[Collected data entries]
★ ★ ★ ★

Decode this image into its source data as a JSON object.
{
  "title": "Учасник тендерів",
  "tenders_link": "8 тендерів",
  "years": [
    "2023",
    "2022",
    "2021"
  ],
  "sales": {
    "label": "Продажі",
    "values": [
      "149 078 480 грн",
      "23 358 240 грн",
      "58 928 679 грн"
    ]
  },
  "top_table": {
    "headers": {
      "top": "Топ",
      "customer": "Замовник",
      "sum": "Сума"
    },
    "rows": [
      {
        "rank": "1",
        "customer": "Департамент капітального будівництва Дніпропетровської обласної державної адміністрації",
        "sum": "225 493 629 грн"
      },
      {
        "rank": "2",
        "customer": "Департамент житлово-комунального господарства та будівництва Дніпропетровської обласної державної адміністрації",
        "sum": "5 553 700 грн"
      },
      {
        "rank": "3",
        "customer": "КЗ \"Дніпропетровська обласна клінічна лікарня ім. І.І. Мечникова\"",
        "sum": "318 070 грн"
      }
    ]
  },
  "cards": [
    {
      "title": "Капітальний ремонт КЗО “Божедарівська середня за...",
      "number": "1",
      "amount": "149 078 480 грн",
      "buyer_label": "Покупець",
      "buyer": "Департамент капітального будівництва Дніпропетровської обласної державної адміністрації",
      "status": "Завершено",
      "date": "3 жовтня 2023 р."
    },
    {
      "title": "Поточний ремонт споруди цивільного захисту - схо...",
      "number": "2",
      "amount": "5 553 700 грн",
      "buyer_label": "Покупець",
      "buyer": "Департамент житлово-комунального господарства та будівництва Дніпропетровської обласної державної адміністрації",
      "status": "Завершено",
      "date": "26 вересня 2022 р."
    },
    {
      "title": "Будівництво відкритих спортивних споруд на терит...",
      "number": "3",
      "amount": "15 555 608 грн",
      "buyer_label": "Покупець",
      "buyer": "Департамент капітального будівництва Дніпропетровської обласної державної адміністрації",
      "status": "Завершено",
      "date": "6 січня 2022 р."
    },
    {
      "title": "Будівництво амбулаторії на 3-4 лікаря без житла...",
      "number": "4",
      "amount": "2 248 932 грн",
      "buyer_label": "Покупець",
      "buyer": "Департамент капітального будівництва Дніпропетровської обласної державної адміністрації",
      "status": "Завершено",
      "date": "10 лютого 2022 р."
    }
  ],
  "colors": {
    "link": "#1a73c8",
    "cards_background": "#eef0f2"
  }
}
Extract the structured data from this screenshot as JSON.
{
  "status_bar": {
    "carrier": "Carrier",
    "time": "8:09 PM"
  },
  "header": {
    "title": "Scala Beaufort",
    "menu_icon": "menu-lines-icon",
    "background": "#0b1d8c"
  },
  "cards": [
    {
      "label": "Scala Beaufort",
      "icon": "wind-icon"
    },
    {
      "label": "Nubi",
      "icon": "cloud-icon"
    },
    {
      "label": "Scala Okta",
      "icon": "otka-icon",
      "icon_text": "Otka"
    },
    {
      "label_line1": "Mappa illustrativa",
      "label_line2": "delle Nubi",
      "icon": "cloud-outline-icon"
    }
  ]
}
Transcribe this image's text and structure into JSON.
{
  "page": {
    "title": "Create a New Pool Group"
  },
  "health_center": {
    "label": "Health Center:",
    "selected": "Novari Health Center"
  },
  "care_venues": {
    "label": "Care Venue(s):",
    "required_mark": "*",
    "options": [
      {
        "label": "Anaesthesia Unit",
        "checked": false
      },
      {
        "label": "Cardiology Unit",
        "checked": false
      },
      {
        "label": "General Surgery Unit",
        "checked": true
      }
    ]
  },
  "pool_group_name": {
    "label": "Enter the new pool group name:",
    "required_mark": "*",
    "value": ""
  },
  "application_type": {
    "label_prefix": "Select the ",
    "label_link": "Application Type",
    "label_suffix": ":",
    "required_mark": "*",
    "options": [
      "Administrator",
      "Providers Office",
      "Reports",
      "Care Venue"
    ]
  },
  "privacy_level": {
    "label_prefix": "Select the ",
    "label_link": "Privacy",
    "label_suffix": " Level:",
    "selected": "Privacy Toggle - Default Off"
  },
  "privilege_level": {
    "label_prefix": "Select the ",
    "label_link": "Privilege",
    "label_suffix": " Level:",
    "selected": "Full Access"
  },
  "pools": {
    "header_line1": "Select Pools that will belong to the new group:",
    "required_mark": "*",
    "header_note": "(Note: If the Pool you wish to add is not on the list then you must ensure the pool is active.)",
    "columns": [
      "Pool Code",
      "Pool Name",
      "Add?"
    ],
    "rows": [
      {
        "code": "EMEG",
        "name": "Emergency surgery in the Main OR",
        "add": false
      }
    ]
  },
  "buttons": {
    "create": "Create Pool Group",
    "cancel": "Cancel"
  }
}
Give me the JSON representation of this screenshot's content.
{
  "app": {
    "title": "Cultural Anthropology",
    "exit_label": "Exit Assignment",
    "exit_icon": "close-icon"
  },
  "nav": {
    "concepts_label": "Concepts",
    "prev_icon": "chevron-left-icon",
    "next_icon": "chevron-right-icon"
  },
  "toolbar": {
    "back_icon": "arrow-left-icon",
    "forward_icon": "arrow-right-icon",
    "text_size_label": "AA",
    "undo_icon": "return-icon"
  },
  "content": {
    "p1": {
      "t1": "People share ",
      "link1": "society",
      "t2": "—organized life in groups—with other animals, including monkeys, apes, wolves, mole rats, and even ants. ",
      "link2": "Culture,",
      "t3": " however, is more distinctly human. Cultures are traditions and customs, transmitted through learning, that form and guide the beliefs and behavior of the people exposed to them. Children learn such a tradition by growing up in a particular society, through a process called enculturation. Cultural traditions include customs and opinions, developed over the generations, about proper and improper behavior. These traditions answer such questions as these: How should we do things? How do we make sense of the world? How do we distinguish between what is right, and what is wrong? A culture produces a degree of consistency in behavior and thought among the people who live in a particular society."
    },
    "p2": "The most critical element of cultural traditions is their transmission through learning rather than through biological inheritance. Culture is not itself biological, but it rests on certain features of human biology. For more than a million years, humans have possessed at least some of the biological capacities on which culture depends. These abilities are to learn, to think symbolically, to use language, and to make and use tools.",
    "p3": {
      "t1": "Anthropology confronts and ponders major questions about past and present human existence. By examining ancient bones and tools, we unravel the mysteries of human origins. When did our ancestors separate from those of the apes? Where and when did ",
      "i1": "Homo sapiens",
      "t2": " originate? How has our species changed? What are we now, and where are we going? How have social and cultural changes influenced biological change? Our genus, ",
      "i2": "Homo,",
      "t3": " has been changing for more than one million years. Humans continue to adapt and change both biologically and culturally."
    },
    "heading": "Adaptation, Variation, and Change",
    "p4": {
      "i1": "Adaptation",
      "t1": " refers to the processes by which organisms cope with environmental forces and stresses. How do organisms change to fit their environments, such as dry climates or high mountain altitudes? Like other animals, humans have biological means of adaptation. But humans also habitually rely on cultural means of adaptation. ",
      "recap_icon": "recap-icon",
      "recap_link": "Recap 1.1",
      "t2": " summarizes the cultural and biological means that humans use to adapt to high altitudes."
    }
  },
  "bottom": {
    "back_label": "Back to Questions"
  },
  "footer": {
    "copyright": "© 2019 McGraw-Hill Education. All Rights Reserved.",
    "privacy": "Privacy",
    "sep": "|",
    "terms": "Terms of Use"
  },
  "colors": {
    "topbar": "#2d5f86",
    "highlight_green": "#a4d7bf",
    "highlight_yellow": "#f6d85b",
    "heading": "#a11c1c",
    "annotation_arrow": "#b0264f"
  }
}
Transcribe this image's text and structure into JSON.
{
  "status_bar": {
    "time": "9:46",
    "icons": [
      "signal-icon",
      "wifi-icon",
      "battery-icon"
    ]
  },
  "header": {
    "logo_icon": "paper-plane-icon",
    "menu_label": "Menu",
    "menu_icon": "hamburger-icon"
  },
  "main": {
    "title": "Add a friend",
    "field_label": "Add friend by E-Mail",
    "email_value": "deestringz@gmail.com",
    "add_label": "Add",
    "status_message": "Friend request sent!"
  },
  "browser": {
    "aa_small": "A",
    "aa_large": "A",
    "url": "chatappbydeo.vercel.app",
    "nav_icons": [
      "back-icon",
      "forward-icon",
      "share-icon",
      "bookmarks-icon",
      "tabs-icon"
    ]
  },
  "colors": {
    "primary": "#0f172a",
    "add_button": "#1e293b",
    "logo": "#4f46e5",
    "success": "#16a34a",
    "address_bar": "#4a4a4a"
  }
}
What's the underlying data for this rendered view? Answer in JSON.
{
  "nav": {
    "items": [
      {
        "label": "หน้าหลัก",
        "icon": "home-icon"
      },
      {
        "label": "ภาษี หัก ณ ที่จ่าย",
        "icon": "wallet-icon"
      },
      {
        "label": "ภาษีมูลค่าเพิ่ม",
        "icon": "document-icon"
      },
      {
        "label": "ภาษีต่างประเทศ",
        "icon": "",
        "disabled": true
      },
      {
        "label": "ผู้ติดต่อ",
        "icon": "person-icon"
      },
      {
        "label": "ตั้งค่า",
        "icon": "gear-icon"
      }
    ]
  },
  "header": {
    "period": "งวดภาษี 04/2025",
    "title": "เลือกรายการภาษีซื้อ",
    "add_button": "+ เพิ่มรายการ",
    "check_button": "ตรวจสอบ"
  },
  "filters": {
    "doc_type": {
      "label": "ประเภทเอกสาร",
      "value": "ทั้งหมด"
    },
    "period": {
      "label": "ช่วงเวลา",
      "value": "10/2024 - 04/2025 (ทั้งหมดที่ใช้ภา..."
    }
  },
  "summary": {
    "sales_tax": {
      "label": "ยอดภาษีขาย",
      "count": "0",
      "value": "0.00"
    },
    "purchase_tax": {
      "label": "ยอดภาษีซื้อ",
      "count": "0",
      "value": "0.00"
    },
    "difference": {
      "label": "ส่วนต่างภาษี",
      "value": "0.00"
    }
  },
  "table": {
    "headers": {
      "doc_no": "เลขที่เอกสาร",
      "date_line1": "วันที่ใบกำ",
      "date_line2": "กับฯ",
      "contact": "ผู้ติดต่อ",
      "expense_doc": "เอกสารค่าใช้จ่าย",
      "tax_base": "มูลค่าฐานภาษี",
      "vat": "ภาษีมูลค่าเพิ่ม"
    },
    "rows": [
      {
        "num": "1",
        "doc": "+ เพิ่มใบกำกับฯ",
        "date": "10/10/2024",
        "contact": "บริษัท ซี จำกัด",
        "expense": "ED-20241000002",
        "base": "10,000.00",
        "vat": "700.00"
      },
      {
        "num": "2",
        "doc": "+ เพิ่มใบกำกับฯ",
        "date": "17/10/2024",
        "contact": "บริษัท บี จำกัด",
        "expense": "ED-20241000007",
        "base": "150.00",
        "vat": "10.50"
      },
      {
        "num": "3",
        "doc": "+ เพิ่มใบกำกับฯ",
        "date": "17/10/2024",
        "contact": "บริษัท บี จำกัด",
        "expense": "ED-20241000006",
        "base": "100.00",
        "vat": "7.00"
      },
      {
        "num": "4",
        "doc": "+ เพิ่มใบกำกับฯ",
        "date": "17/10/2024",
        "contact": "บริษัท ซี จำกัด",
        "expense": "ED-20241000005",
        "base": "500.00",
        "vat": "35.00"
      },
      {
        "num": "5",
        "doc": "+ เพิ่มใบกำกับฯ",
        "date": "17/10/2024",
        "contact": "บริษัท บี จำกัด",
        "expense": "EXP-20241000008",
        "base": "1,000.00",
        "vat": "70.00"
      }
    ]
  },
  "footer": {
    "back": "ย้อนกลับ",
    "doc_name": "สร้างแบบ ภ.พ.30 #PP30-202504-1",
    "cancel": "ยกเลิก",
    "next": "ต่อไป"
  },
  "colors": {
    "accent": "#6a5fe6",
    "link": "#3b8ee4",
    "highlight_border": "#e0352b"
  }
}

★ ★ ★ ★

■ CHALLENGE
Select and copy each line from the data that includes the word "customer".

■ ANSWER FOR THE TASK
      "customer": "Замовник",
        "customer": "Департамент капітального будівництва Дніпропетровської обласної державної адміністрації",
        "customer": "Департамент житлово-комунального господарства та будівництва Дніпропетровської обласної державної адміністрації",
        "customer": "КЗ \"Дніпропетровська обласна клінічна лікарня ім. І.І. Мечникова\"",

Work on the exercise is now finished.